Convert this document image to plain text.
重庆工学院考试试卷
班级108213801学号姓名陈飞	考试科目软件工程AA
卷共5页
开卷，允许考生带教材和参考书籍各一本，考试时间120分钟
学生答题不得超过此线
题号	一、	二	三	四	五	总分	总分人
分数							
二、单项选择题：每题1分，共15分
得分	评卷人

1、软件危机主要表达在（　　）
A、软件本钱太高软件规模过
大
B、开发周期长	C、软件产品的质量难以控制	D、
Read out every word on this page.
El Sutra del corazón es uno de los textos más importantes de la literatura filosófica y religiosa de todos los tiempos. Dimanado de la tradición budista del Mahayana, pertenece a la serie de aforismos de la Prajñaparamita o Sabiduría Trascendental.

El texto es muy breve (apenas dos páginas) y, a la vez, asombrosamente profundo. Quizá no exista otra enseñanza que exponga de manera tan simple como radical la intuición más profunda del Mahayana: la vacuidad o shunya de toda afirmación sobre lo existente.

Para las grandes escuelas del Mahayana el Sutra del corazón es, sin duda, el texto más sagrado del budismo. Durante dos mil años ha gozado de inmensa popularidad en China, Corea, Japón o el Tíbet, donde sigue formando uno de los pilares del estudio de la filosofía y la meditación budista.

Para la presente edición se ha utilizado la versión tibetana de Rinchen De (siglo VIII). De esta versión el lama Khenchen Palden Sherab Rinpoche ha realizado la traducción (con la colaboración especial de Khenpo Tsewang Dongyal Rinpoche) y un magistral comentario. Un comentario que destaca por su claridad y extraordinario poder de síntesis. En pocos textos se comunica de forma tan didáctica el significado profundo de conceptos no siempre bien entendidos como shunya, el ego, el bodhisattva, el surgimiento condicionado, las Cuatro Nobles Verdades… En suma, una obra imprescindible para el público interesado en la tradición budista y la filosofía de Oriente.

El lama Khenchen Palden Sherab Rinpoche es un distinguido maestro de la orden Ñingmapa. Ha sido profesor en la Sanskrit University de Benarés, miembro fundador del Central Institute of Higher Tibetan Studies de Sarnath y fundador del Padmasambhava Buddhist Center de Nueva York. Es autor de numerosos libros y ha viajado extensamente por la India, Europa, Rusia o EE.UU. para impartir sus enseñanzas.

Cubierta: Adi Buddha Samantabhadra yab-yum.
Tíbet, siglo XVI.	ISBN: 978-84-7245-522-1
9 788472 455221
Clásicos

○ ○ ○ ○ ○

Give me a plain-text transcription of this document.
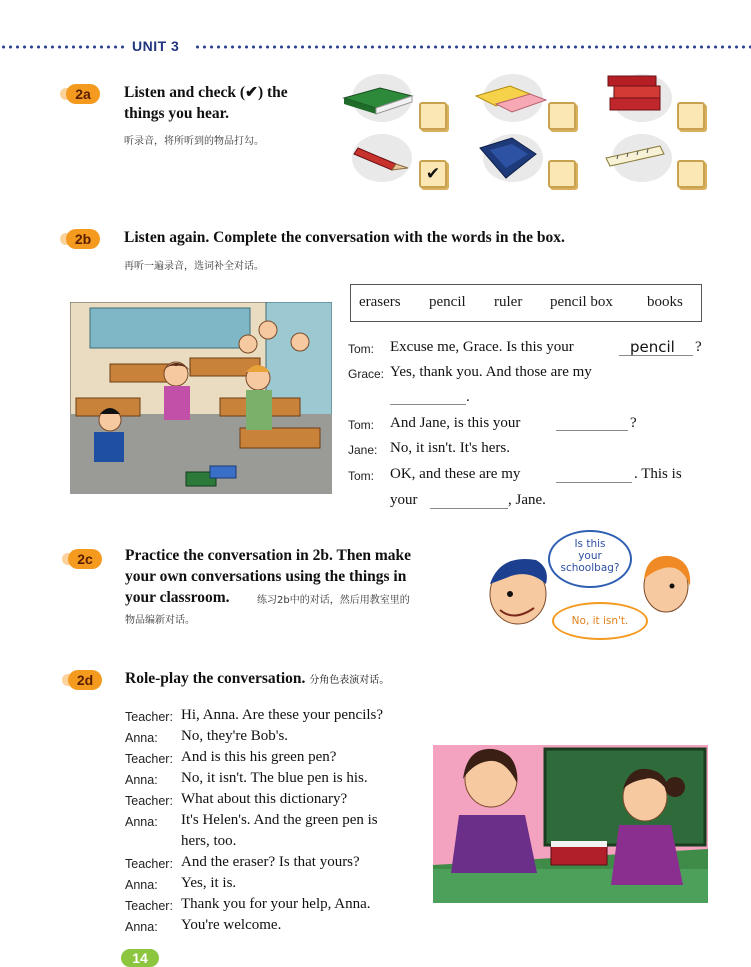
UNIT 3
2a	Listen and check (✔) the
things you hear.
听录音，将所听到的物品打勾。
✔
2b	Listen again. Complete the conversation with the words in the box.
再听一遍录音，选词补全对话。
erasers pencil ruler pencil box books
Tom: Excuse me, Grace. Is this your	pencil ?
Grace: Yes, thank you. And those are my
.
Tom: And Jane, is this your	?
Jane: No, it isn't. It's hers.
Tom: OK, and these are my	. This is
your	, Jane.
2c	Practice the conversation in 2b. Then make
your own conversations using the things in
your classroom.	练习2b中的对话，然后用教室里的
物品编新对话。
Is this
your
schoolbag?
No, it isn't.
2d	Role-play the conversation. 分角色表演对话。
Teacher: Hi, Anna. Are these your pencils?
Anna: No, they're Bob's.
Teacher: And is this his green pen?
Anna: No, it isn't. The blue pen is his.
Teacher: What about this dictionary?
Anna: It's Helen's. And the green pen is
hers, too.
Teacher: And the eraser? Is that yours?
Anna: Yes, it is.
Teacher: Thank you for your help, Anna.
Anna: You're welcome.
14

○ ○ ○ ○ ○

**Task statement:** Reproduce each line from the records that contains the word "Jane".

**Result below:**
Tom: And Jane, is this your	?
Jane: No, it isn't. It's hers.
your	, Jane.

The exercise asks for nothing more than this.